◆ **TASK**
Every entry must be duplicated precisely as written.
* Start DATA FOR THIS EXERCISE *
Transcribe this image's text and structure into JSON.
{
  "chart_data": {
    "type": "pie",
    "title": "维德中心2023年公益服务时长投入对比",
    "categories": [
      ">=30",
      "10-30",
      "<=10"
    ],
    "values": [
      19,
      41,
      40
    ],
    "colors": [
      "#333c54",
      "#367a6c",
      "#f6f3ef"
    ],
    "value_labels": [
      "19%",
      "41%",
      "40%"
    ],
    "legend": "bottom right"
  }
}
* End DATA FOR THIS EXERCISE *
◆ **REPLY TO THE TASK**
Transcribe this image's text and structure into JSON.
{
  "chart_data": {
    "type": "pie",
    "title": "维德中心2023年公益服务时长投入对比",
    "categories": [
      ">=30",
      "10-30",
      "<=10"
    ],
    "values": [
      19,
      41,
      40
    ],
    "colors": [
      "#333c54",
      "#367a6c",
      "#f6f3ef"
    ],
    "value_labels": [
      "19%",
      "41%",
      "40%"
    ],
    "legend": "bottom right"
  }
}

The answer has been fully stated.